start EXCERPT TO READ
# Why did we draft Rautins...



## Gotham2krazy (Nov 22, 2005)

and not this guy Jeremy Lin instead? I'm not being biased (since I'm Chinese) but I just looked at his game and this guy looks pretty good on both ends of the floor being able to drive to the hoop as well as play lock down defense. He's on the Mavs summer league team but I think this guy has potential.

Articles and videos:
Youtube vid

dallas news

Draft express profile

Hopefully he does well with the Mavs to get signed with a team


----------



## TwinkieFoot (Jul 8, 2006)

Gotham2krazy said:


> and not this guy Jeremy Lin instead? I'm not being biased (since I'm Chinese) but I just looked at his game and this guy looks pretty good on both ends of the floor being able to drive to the hoop as well as play lock down defense. He's on the Mavs summer league team but I think this guy has potential.
> 
> Articles and videos:
> Youtube vid
> ...
end EXCERPT TO READ
● **YOUR OBJECTIVE**
Write the next part of the forum thread on drafting Rautins instead of Jeremy Lin, picking up right after the last line shown. The items after this point are separate material and have no connection to the forum thread on drafting Rautins.
start RECORDS
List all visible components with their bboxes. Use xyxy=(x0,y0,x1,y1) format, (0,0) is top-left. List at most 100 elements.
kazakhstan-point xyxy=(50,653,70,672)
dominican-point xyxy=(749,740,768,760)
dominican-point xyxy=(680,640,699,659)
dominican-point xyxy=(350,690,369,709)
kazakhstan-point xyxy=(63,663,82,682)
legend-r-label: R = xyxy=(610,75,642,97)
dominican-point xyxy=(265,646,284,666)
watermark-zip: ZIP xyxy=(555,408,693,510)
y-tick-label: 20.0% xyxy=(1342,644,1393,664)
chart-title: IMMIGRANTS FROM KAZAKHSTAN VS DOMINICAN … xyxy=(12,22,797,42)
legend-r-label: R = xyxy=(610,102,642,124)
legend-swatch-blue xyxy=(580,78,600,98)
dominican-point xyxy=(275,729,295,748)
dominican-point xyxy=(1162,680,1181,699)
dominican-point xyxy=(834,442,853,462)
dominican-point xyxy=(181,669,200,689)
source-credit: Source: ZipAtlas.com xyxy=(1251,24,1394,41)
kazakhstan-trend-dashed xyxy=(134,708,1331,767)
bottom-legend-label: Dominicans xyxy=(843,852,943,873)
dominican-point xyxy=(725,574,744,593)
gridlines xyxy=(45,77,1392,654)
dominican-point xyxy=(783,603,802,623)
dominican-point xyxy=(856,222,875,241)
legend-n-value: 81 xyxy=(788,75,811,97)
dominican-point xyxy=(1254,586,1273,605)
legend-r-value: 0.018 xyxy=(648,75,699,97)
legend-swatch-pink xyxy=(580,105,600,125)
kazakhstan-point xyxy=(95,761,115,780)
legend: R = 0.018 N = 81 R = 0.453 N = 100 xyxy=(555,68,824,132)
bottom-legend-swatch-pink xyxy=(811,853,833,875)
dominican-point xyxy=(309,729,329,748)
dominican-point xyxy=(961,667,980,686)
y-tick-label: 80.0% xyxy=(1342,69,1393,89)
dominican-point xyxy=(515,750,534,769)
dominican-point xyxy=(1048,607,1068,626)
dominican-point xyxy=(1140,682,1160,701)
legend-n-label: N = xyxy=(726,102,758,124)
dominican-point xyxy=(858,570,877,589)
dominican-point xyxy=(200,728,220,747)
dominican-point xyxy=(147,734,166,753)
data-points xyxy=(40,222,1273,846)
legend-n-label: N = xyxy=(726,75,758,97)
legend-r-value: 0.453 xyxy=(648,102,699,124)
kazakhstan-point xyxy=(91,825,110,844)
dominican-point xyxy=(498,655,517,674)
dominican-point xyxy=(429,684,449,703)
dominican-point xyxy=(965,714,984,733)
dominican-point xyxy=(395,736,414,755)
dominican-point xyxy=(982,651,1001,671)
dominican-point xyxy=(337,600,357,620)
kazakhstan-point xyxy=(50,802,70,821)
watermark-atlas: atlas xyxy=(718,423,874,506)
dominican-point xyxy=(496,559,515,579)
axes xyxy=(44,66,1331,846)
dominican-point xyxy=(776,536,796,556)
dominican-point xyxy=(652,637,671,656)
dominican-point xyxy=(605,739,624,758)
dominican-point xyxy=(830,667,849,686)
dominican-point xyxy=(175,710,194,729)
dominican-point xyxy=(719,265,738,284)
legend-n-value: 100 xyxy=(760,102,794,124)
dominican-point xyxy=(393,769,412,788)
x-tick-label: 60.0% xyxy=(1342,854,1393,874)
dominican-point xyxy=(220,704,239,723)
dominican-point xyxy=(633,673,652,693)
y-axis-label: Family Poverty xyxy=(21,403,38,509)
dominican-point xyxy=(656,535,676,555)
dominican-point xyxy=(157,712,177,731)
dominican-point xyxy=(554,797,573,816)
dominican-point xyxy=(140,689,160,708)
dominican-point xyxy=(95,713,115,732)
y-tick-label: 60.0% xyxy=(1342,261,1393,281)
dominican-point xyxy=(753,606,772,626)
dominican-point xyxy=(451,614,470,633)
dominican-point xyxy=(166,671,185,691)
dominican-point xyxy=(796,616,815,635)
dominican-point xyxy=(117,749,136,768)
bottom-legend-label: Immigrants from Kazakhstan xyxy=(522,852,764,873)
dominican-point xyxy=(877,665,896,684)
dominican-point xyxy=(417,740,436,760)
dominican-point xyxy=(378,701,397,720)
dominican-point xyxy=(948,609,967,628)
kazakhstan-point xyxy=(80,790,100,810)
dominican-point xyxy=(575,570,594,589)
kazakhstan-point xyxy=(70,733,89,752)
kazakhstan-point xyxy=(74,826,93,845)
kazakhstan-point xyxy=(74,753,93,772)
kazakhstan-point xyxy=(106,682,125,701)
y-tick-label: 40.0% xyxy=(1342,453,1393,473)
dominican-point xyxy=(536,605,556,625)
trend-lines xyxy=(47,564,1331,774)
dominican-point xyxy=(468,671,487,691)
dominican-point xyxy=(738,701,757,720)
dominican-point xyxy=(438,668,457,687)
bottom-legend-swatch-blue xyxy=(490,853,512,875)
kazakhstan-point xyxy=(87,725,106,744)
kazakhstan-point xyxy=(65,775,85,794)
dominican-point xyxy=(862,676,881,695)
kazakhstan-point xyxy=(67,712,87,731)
end RECORDS
● **WRITTEN ANSWER**
I see your a bball rat like I am, LOL. I been paying attention to the summer league and saw this guy play against the Nuggets and came away pretty impressed. I'm still not sure what his exact position is (PG? SG?) but I think he's one of those guys that finds a way to fit because he knows how to play this game. I'm not much for college basketball and actually thought this guy was one of those typical 26-27 yr olds still trying to make it but were impressive in these games because of how much experience they had playing in the NBDL or abroad. Turns out this kid is a recent grad, and a Harvard grad at that. I hope the Knicks give him a look at some point in time because the Mavs aren't liklely to keep him with their glut at guard.


----------



## TwinkieFoot (Jul 8, 2006)

P.S., a bit off topic but have you seen Jordan Hill play? D'Antoni might be right. It doesn't look like he has the ability to put his game and skills together. I hope to God that the picks we gave to Houston are just as inconsequential. As much as I love T-Mac, that deal reeks of an Isiah Thomas outcome (i.e. the Eddy Curry deal that robbed us of a no.2 pick that could have given us LaMarcus Aldridge and Brandon Roy; and the no.9 pick that turned into Joakim Noah).


----------



## Gotham2krazy (Nov 22, 2005)

TwinkieFoot said:


> P.S., a bit off topic but have you seen Jordan Hill play? D'Antoni might be right. It doesn't look like he has the ability to put his game and skills together. I hope to God that the picks we gave to Houston are just as inconsequential. As much as I love T-Mac, that deal reeks of an Isiah Thomas outcome (i.e. the Eddy Curry deal that robbed us of a no.2 pick that could have given us LaMarcus Aldridge and Brandon Roy; and the no.9 pick that turned into Joakim Noah).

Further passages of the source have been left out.